These tables are taken directly from [10], table 4-8, 4-9 and 4-10 on page 141-142 as of revision N, with three clarifications:

\* We find that all constant generator sources have the timing of register sources.

† We find that BIT and CMP do not incur the typical 2-cycle penalty for using the PC as a destination, as they do not actually write the destination. The user's guide does not state this explicitly.

‡ The user's guide gives this latency as 6 cycles; we measure 5.

#### Figure 2: Example SMT encodings

Two ways (2) and (3) of encoding the constraint that the instruction sequence (1) takes 10 cycles to execute. The guard predicate p is unique to the trace and is used by the solver to identify this particular trace in an unsat core.  $f_{timing}$  is the timing function we want to synthesize; (3) also introduces an update function to track persistent state as the instructions are executed.

The last trace serves to fix the cycle count of the measurement MOV instruction that must occur at the beginning of all of our traces at 3 cycles; the other two traces exhibit the behavior. This set of traces is interesting because it isn't just a counterexample to one timing model. It is a counterexample to all possible models that could exist under our specification, a set of traces that is in some way hard to model.

> [Raw data]
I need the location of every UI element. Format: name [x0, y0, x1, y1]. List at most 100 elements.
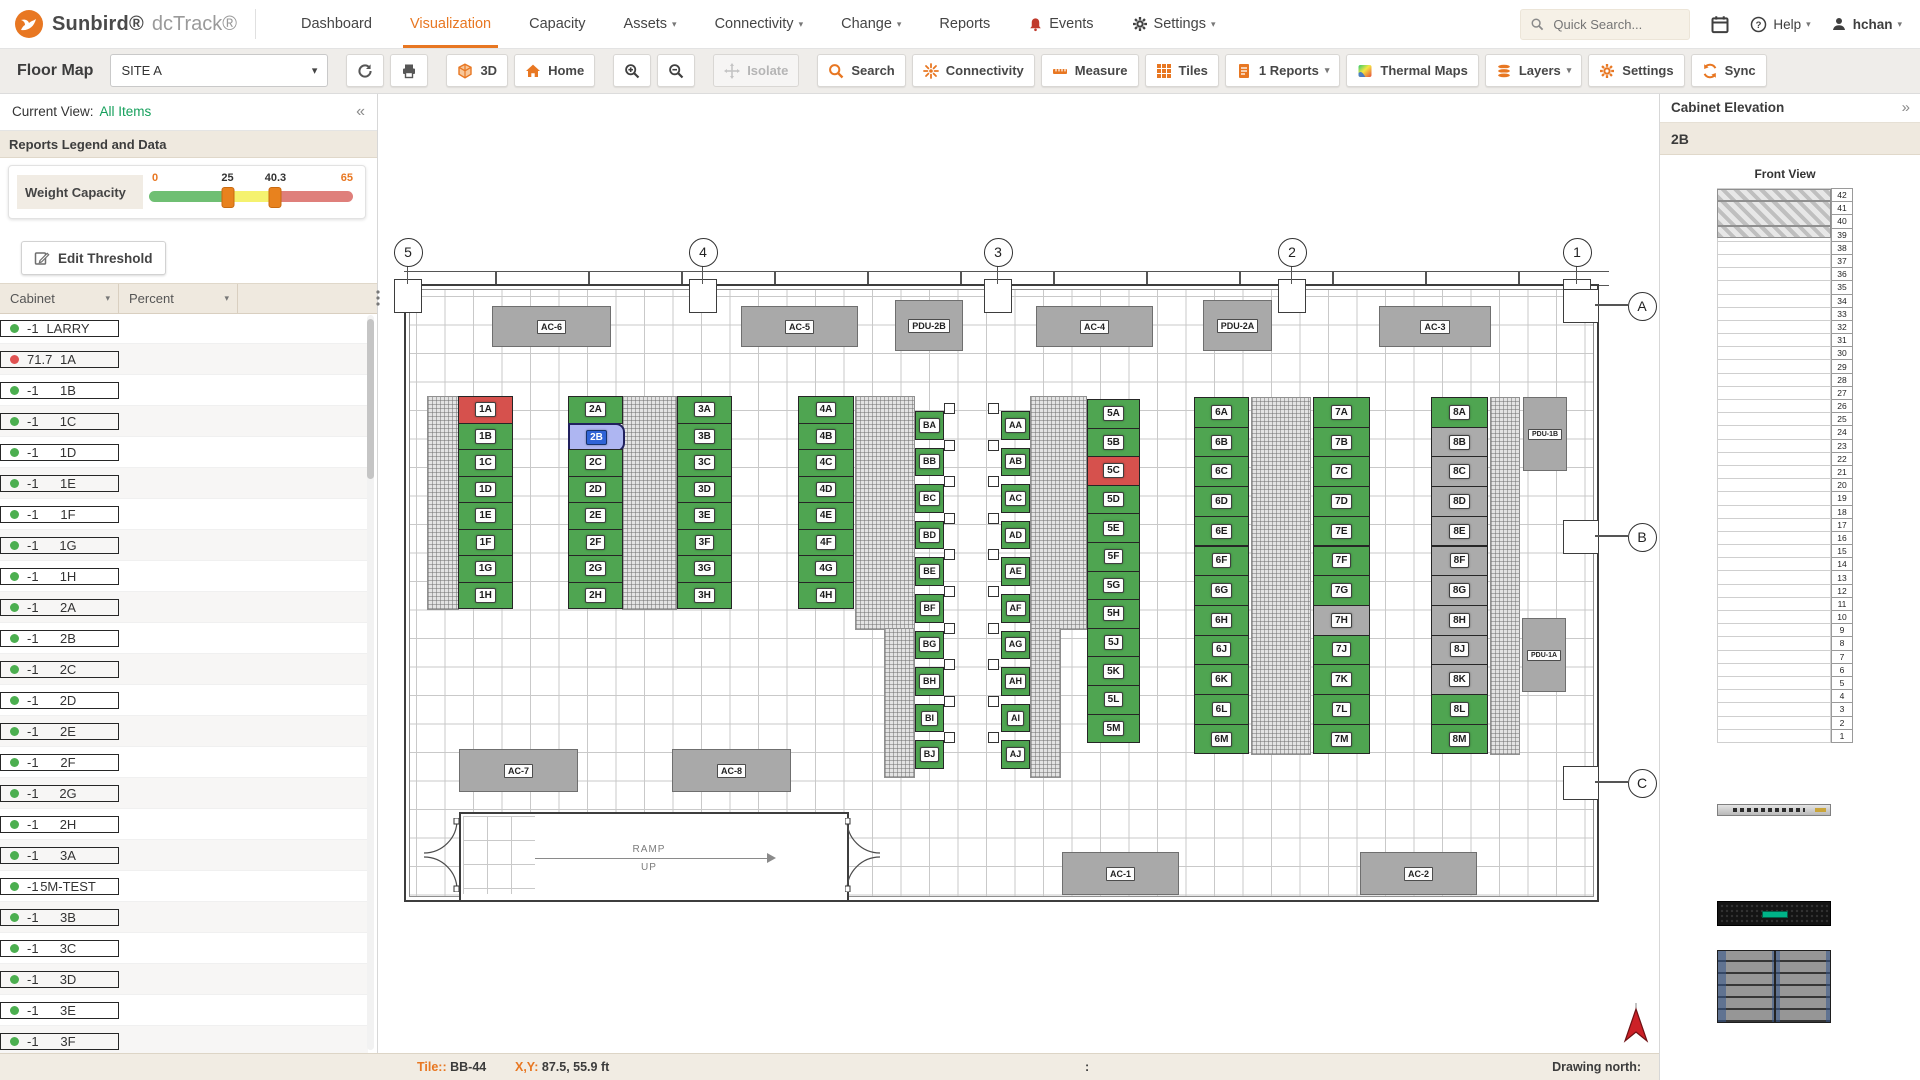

> [Given exercise 1] Return the passage on instruction timing word for word, from "#### Figure 2: Example" to "instructions are executed.".
> [Given exercise 2] Resume the passage on instruction timing, picking up right after its final sentence.

> [Right answer 1]
#### Figure 2: Example SMT encodings

Two ways (2) and (3) of encoding the constraint that the instruction sequence (1) takes 10 cycles to execute. The guard predicate p is unique to the trace and is used by the solver to identify this particular trace in an unsat core.  $f_{timing}$  is the timing function we want to synthesize; (3) also introduces an update function to track persistent state as the instructions are executed.

> [Right answer 2]
A simple script could easily check our measurements against the model from the TI user's guide and flag the first two traces as incorrect, but that would give us a very incomplete picture: both of those traces seem to have consistent timing if we assume the MOV instruction takes 4 cycles. Unsat cores allow us to use Z3 (or any other solver that supports unsat core generation) to reason globally about a very large set of constraints, in our case tens of millions, and condense the outcome down enough that it is readable by a human.

Seeing this counterexample, and perhaps a few more with different numbers of SXT instructions, a programmer can easily figure out what is happening. But what to do about it? As a model synthesizer, Z3 is very flexible: we can specify any signature we want for our timing function. To model state, we introduce a new type with some finite number of values—here 2 is sufficient. We change our specification of the timing function to take a value of this type as input, and simultaneously synthesize another function that updates the state between each instruction in a sequence. Instead of a simple lookup table, Z3 is now searching for a state machine that satisfies our constraints. Equation (3) of Figure 2 gives an example of constraints from this encoding.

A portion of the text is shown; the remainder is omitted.